## Request
Look for the word "Pozycje" in the entries below, then copy every line that has it.

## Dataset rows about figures
>> BEGIN
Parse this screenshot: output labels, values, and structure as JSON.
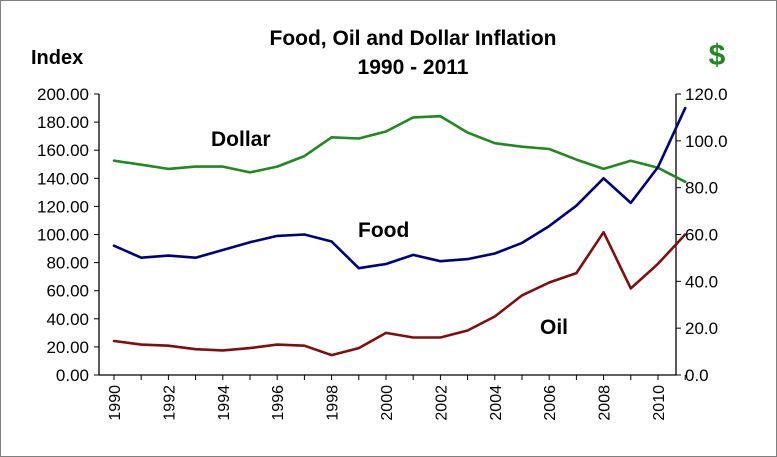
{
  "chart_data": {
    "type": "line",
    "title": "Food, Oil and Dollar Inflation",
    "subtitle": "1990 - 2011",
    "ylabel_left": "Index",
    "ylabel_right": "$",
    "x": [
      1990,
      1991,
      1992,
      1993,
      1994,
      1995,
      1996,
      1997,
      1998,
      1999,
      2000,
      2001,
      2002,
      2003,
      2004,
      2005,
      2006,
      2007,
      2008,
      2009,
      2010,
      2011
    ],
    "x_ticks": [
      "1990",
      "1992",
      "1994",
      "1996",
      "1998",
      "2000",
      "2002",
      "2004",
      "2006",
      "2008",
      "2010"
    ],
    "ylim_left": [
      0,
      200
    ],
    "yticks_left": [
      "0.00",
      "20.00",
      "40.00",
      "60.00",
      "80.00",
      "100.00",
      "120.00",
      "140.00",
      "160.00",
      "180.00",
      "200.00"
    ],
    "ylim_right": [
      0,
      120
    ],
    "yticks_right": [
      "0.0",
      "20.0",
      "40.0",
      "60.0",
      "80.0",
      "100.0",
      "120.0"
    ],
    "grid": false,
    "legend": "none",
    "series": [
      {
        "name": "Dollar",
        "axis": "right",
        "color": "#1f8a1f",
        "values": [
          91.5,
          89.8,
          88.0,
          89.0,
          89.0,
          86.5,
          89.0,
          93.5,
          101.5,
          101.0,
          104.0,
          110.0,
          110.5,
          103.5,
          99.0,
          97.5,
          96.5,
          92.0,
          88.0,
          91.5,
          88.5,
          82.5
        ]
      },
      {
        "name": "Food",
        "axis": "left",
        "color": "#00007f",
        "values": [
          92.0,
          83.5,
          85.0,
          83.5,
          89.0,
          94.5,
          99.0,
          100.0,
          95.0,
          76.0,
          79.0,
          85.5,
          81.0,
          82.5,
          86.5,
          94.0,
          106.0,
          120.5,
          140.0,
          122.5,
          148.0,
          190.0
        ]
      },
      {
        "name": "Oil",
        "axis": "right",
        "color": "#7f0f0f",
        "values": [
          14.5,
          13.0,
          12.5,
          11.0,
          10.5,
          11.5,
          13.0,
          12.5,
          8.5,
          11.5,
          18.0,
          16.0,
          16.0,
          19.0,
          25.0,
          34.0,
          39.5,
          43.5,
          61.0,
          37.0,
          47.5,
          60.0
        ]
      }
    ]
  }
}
>> END
>> BEGIN
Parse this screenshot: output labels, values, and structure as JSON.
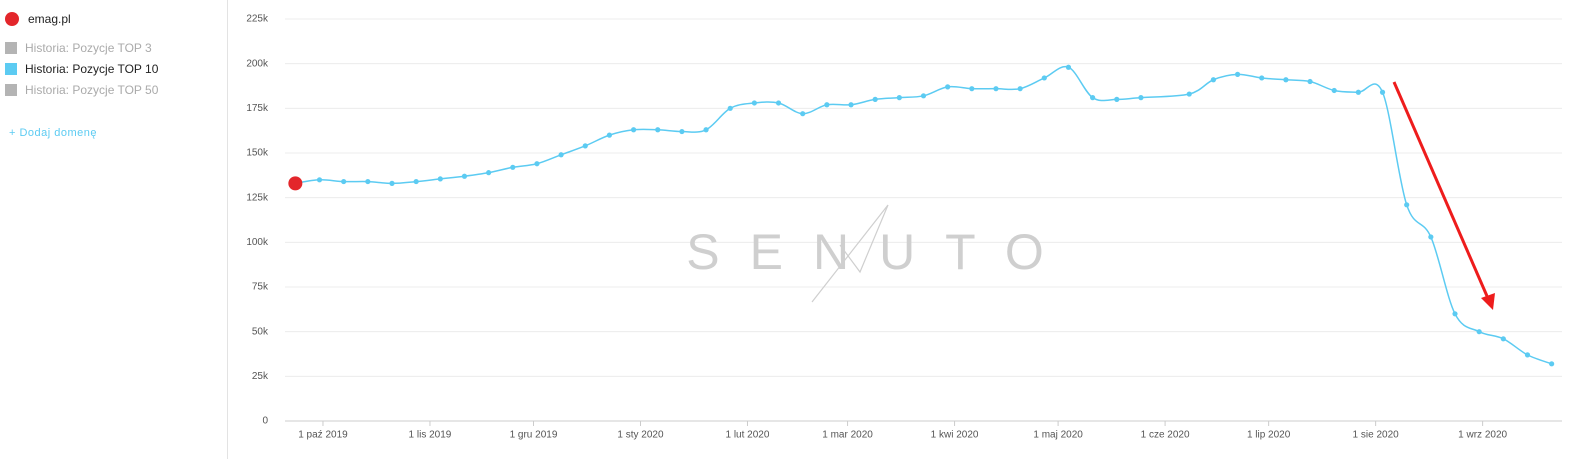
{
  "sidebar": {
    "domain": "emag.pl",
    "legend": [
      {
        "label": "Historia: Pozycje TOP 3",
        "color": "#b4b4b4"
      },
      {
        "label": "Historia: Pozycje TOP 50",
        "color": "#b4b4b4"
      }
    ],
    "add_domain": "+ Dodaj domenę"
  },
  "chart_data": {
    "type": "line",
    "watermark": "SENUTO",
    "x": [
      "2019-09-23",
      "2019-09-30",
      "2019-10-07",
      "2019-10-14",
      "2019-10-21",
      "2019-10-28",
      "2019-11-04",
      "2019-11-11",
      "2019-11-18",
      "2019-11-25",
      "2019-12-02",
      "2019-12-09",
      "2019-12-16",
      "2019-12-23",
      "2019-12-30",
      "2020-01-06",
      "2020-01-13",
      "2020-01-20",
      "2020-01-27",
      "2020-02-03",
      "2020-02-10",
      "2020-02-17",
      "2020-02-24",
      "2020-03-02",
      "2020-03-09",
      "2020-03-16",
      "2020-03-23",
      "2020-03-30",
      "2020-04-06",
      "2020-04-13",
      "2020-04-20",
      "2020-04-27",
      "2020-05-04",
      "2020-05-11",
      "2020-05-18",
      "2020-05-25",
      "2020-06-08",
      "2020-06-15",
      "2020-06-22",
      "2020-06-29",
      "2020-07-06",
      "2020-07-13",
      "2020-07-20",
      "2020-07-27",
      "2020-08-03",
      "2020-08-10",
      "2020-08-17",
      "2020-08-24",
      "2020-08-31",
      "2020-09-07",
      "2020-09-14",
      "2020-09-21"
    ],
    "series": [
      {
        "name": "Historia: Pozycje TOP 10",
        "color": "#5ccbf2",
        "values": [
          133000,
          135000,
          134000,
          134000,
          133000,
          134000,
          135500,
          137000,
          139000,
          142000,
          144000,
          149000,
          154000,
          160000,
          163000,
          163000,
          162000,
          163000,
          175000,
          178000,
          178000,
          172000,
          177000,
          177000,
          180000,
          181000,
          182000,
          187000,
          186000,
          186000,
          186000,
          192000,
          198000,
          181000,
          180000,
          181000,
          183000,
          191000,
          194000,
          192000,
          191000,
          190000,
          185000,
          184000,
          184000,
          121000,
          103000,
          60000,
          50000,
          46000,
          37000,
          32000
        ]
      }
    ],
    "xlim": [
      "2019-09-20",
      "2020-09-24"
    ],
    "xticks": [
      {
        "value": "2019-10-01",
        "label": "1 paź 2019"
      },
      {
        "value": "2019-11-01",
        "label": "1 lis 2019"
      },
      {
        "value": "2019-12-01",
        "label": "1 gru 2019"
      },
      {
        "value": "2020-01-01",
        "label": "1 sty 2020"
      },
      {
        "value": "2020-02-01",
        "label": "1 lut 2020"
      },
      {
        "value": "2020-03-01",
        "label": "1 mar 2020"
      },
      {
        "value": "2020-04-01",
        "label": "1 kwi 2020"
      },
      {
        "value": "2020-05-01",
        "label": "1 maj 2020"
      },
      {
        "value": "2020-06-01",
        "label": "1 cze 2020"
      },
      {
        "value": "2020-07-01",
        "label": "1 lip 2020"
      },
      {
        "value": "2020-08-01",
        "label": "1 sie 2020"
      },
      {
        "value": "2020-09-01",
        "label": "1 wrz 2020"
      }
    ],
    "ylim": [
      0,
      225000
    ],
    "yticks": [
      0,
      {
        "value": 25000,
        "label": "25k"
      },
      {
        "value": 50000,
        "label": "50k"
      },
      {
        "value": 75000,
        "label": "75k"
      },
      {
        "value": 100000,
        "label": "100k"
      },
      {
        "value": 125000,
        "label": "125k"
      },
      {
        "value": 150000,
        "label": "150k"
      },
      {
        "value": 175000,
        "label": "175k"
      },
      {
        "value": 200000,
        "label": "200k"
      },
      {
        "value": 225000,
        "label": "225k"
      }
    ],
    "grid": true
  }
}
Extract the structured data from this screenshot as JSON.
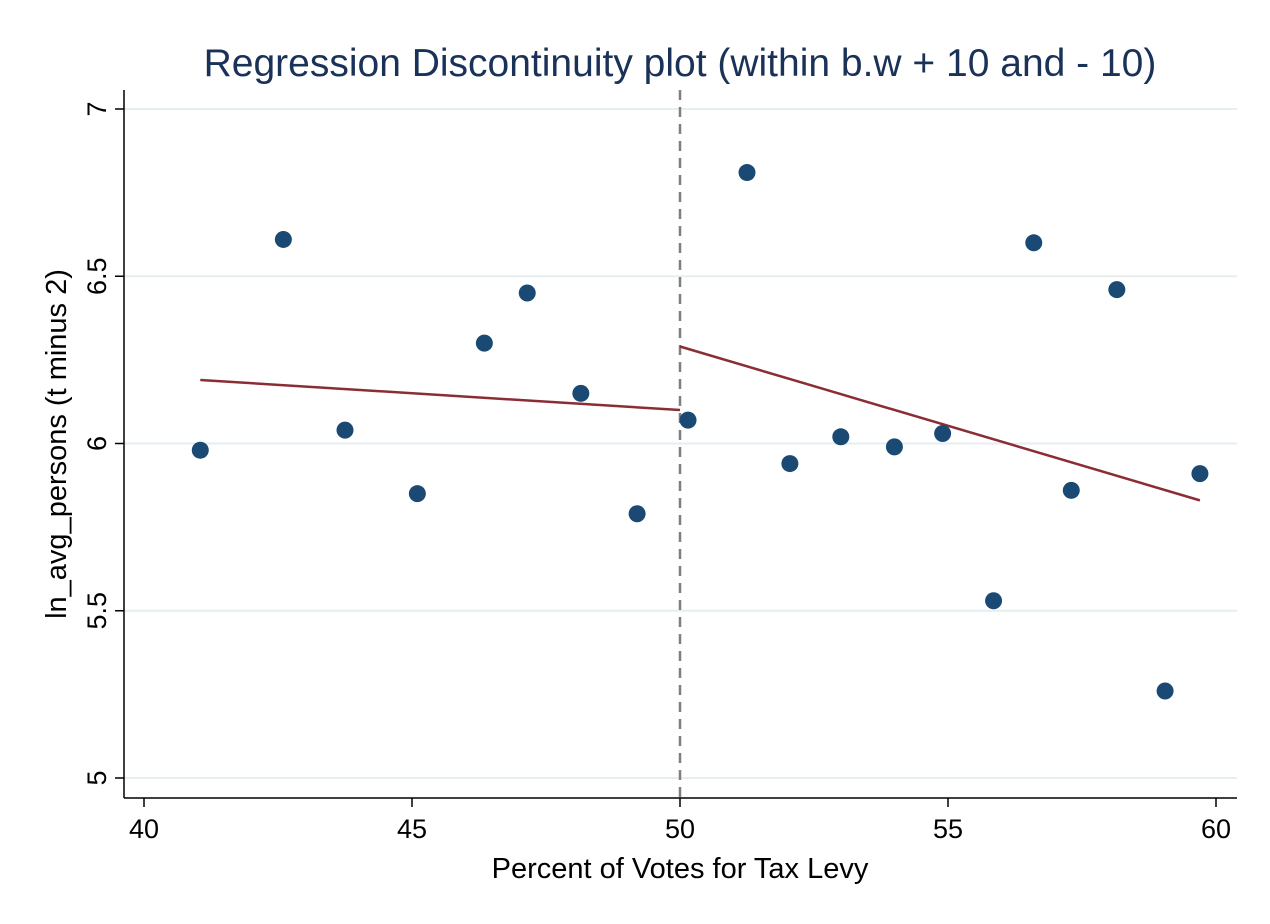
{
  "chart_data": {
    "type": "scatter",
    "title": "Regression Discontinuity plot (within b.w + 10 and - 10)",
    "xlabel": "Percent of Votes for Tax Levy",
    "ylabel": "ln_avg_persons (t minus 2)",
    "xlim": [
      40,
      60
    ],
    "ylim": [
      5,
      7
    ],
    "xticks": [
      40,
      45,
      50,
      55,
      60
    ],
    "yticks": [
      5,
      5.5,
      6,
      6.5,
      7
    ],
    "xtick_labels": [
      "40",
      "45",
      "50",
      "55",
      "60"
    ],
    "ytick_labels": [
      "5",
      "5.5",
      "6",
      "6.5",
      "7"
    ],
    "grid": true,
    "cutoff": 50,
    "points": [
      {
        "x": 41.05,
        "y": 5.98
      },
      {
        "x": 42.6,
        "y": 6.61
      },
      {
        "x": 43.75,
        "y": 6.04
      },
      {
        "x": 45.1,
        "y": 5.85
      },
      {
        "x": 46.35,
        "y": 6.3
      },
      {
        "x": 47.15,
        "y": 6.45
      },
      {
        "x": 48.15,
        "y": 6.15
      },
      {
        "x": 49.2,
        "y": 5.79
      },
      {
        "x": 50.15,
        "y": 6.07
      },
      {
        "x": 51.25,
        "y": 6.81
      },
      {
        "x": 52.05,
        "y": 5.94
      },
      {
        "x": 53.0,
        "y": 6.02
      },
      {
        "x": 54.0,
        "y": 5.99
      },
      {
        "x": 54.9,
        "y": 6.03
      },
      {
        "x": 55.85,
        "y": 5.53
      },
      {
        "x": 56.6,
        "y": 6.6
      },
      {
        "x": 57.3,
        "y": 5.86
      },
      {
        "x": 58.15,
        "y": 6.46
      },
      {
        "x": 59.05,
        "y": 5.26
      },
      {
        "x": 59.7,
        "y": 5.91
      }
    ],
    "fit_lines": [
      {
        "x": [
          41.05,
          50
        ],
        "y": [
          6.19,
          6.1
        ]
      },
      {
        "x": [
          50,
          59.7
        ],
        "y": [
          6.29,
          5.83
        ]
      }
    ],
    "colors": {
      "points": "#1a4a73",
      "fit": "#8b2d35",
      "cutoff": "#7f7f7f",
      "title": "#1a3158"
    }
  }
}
>> END
## Correct answer
        "label": "Historia: Pozycje TOP 3",
        "label": "Historia: Pozycje TOP 50",
        "name": "Historia: Pozycje TOP 10",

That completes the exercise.